Work to do:
(a) In the biography of Karol Kisel, list the clubs named in the sentence that tells where he previously played.
(b) According to the biography of Karol Kisel, against which team did he play his last game for Sydney FC?
(c) From the biography of Karol Kisel, copy out the stretch from "Despite Sydney FC" through "over Bohemians 1905.".

Reading passage:
Karol Kisel (born 15 March 1977) is Slovak football agent and retired footballer.

Club career
He previously played for Lokomotíva Košice, Ozeta Dukla Trenčín, Bohemians Praha, Sparta Prague and FC Slovan Liberec.

Sydney FC

In early 2009 he was linked with Australian A-League club Sydney FC for the 2009/10 season, where he would be reunited with former manager Vítězslav Lavička. On 3 April 2009, it was announced that Kisel had signed a one-year deal with the club.

He scored his first goal for the Sky Blues at home against the Brisbane Roar, which Sydney won 2–1. He scored his second goal in Sydney's 2–0 win over the Melbourne Victory to help claim the A-League Premiership.

Slavia Prague

Despite Sydney FC offering a new contract, Kisel declined the offer and returned to the Czech Republic to continue his law studies. In June 2010 he signed a 1-year contract with Slavia Prague. Kisel played as captain for the 2010–11 Gambrinus liga. Kisel played his final game with Slavia Prague in their 3–1 win over Bohemians 1905.

Return to Sydney FC

On 8 February 2011, Kisel re-signed with Sydney FC for the upcoming 2011-12 A-League Season. He was not eligible to play in the AFC Champions League due to Sydney FC's foreign spots being full. Kisel's last game for Sydney FC was the away Elimination final against Wellington Phoenix on 30 March 2012.

Return to Slavia Prague

On 22 May 2012, Slavia Prague announced Kisel's return for 2012–13 season. The transfer officially went through on 1 July 2012 when the Gambrinus Liga transfer window started. He once again assumed the role of team captain soon after his arrival. He scored his first goal on his return to the club, on the opening match day's 3–3 draw with Vysočina Jihlava. Kisel confirmed on 28 November 2013 that he would retire after Slavia's match against Liberec on Monday 1 December.

Dataset section:
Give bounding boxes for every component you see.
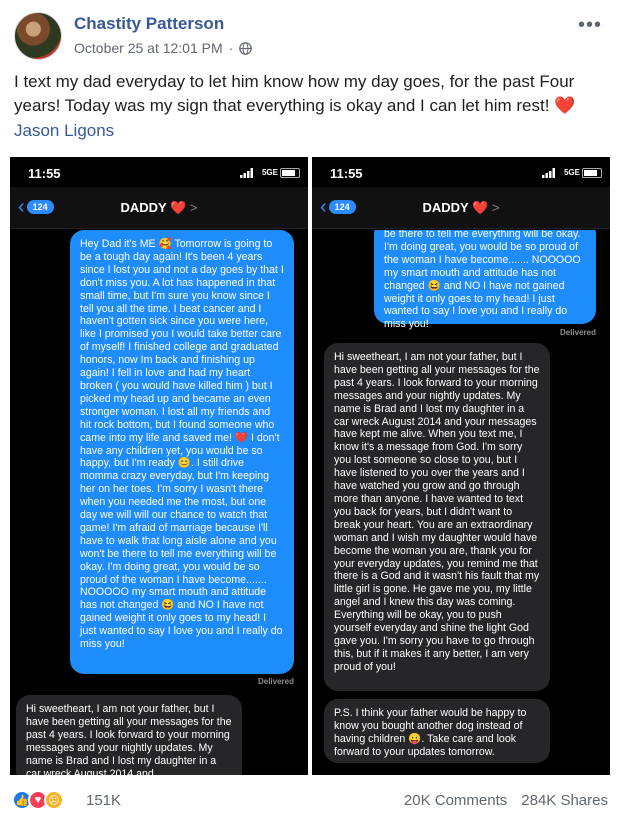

Answers in order:
(a) Lokomotíva Košice, Ozeta Dukla Trenčín, Bohemians Praha, Sparta Prague and FC Slovan Liberec

(b) Wellington Phoenix, in the away Elimination final on 30 March 2012.

(c)
Despite Sydney FC offering a new contract, Kisel declined the offer and returned to the Czech Republic to continue his law studies. In June 2010 he signed a 1-year contract with Slavia Prague. Kisel played as captain for the 2010–11 Gambrinus liga. Kisel played his final game with Slavia Prague in their 3–1 win over Bohemians 1905.